Task directions ▸ List each line holding the string "pirámides".

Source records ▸
— Begin —

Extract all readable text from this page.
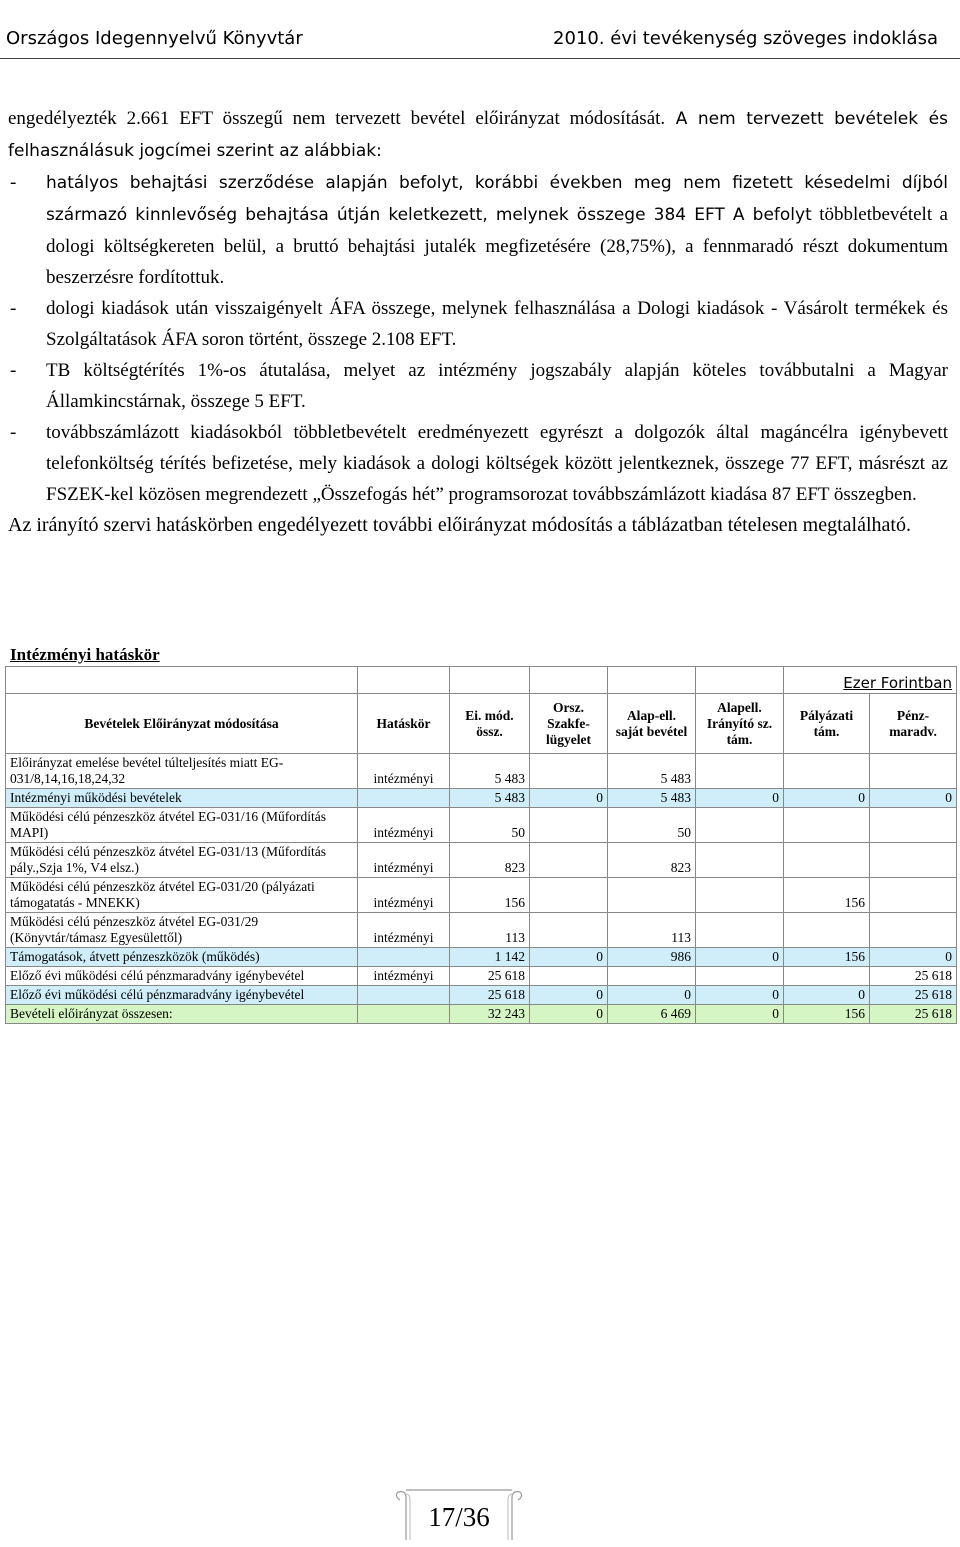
Országos Idegennyelvű Könyvtár	2010. évi tevékenység szöveges indoklása

engedélyezték 2.661 EFT összegű nem tervezett bevétel előirányzat módosítását. A nem tervezett bevételek és felhasználásuk jogcímei szerint az alábbiak:

- hatályos behajtási szerződése alapján befolyt, korábbi években meg nem fizetett késedelmi díjból származó kinnlevőség behajtása útján keletkezett, melynek összege 384 EFT A befolyt többletbevételt a dologi költségkereten belül, a bruttó behajtási jutalék megfizetésére (28,75%), a fennmaradó részt dokumentum beszerzésre fordítottuk.
- dologi kiadások után visszaigényelt ÁFA összege, melynek felhasználása a Dologi kiadások - Vásárolt termékek és Szolgáltatások ÁFA soron történt, összege 2.108 EFT.
- TB költségtérítés 1%-os átutalása, melyet az intézmény jogszabály alapján köteles továbbutalni a Magyar Államkincstárnak, összege 5 EFT.
- továbbszámlázott kiadásokból többletbevételt eredményezett egyrészt a dolgozók által magáncélra igénybevett telefonköltség térítés befizetése, mely kiadások a dologi költségek között jelentkeznek, összege 77 EFT, másrészt az FSZEK-kel közösen megrendezett „Összefogás hét” programsorozat továbbszámlázott kiadása 87 EFT összegben.

Az irányító szervi hatáskörben engedélyezett további előirányzat módosítás a táblázatban tételesen megtalálható.

Intézményi hatáskör
						Ezer Forintban	
Bevételek Előirányzat módosítása	Hatáskör	Ei. mód. össz.	Orsz. Szakfe-lügyelet	Alap-ell. saját bevétel	Alapell. Irányító sz. tám.	Pályázati tám.	Pénz-maradv.
Előirányzat emelése bevétel túlteljesítés miatt EG-031/8,14,16,18,24,32	intézményi	5 483		5 483			
Intézményi működési bevételek		5 483	0	5 483	0	0	0
Működési célú pénzeszköz átvétel EG-031/16 (Műfordítás MAPI)	intézményi	50		50			
Működési célú pénzeszköz átvétel EG-031/13 (Műfordítás pály.,Szja 1%, V4 elsz.)	intézményi	823		823			
Működési célú pénzeszköz átvétel EG-031/20 (pályázati támogatatás - MNEKK)	intézményi	156				156	
Működési célú pénzeszköz átvétel EG-031/29 (Könyvtár/támasz Egyesülettől)	intézményi	113		113			
Támogatások, átvett pénzeszközök (működés)		1 142	0	986	0	156	0
Előző évi működési célú pénzmaradvány igénybevétel	intézményi	25 618					25 618
Előző évi működési célú pénzmaradvány igénybevétel		25 618	0	0	0	0	25 618
Bevételi előirányzat összesen:		32 243	0	6 469	0	156	25 618
17/36
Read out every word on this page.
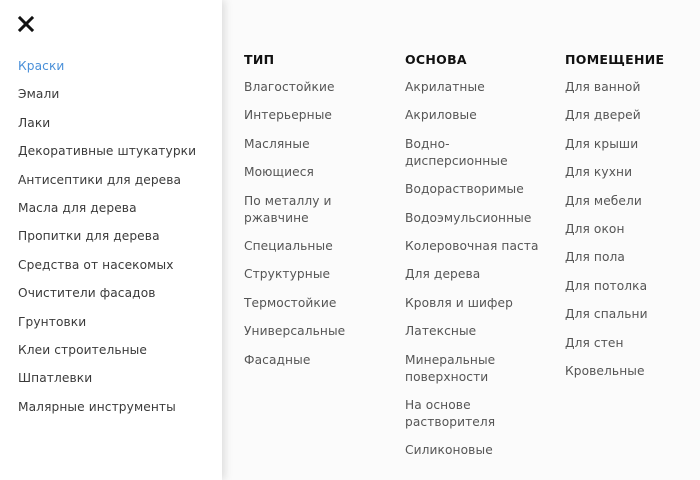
Краски
Эмали
Лаки
Декоративные штукатурки
Антисептики для дерева
Масла для дерева
Пропитки для дерева
Средства от насекомых
Очистители фасадов
Грунтовки
Клеи строительные
Шпатлевки
Малярные инструменты
ТИП
Влагостойкие
Интерьерные
Масляные
Моющиеся
По металлу и ржавчине
Специальные
Структурные
Термостойкие
Универсальные
Фасадные
ОСНОВА
Акрилатные
Акриловые
Водно-дисперсионные
Водорастворимые
Водоэмульсионные
Колеровочная паста
Для дерева
Кровля и шифер
Латексные
Минеральные поверхности
На основе растворителя
Силиконовые
ПОМЕЩЕНИЕ
Для ванной
Для дверей
Для крыши
Для кухни
Для мебели
Для окон
Для пола
Для потолка
Для спальни
Для стен
Кровельные
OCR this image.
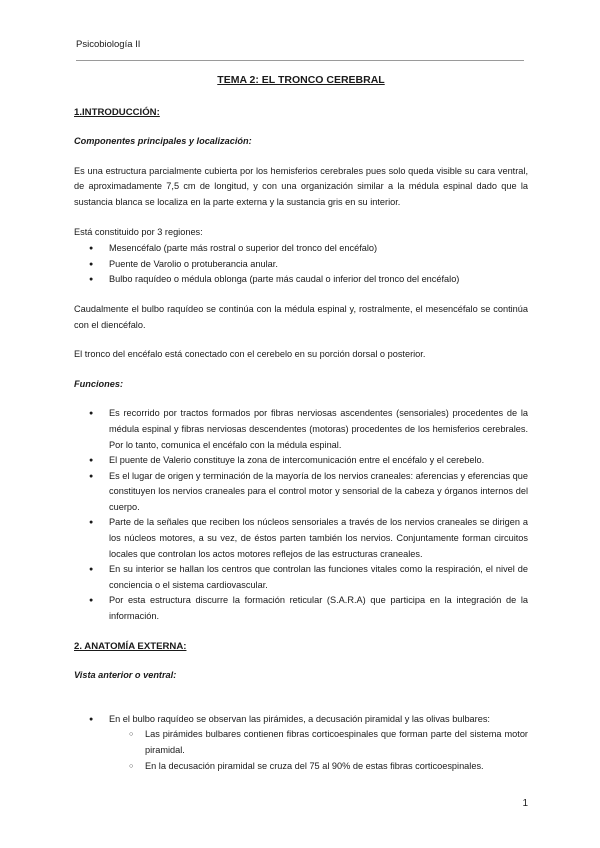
Psicobiología II
TEMA 2: EL TRONCO CEREBRAL
1.INTRODUCCIÓN:
Componentes principales y localización:
Es una estructura parcialmente cubierta por los hemisferios cerebrales pues solo queda visible su cara ventral, de aproximadamente 7,5 cm de longitud, y con una organización similar a la médula espinal dado que la sustancia blanca se localiza en la parte externa y la sustancia gris en su interior.
Está constituido por 3 regiones:
● Mesencéfalo (parte más rostral o superior del tronco del encéfalo)
● Puente de Varolio o protuberancia anular.
● Bulbo raquídeo o médula oblonga (parte más caudal o inferior del tronco del encéfalo)
Caudalmente el bulbo raquídeo se continúa con la médula espinal y, rostralmente, el mesencéfalo se continúa con el diencéfalo.
El tronco del encéfalo está conectado con el cerebelo en su porción dorsal o posterior.
Funciones:
● Es recorrido por tractos formados por fibras nerviosas ascendentes (sensoriales) procedentes de la médula espinal y fibras nerviosas descendentes (motoras) procedentes de los hemisferios cerebrales. Por lo tanto, comunica el encéfalo con la médula espinal.
● El puente de Valerio constituye la zona de intercomunicación entre el encéfalo y el cerebelo.
● Es el lugar de origen y terminación de la mayoría de los nervios craneales: aferencias y eferencias que constituyen los nervios craneales para el control motor y sensorial de la cabeza y órganos internos del cuerpo.
● Parte de la señales que reciben los núcleos sensoriales a través de los nervios craneales se dirigen a los núcleos motores, a su vez, de éstos parten también los nervios. Conjuntamente forman circuitos locales que controlan los actos motores reflejos de las estructuras craneales.
● En su interior se hallan los centros que controlan las funciones vitales como la respiración, el nivel de conciencia o el sistema cardiovascular.
● Por esta estructura discurre la formación reticular (S.A.R.A) que participa en la integración de la información.
2. ANATOMÍA EXTERNA:
Vista anterior o ventral:
● En el bulbo raquídeo se observan las pirámides, a decusación piramidal y las olivas bulbares:
○ Las pirámides bulbares contienen fibras corticoespinales que forman parte del sistema motor piramidal.
○ En la decusación piramidal se cruza del 75 al 90% de estas fibras corticoespinales.
1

— End —

Final result ▸
● En el bulbo raquídeo se observan las pirámides, a decusación piramidal y las olivas bulbares:
○ Las pirámides bulbares contienen fibras corticoespinales que forman parte del sistema motor piramidal.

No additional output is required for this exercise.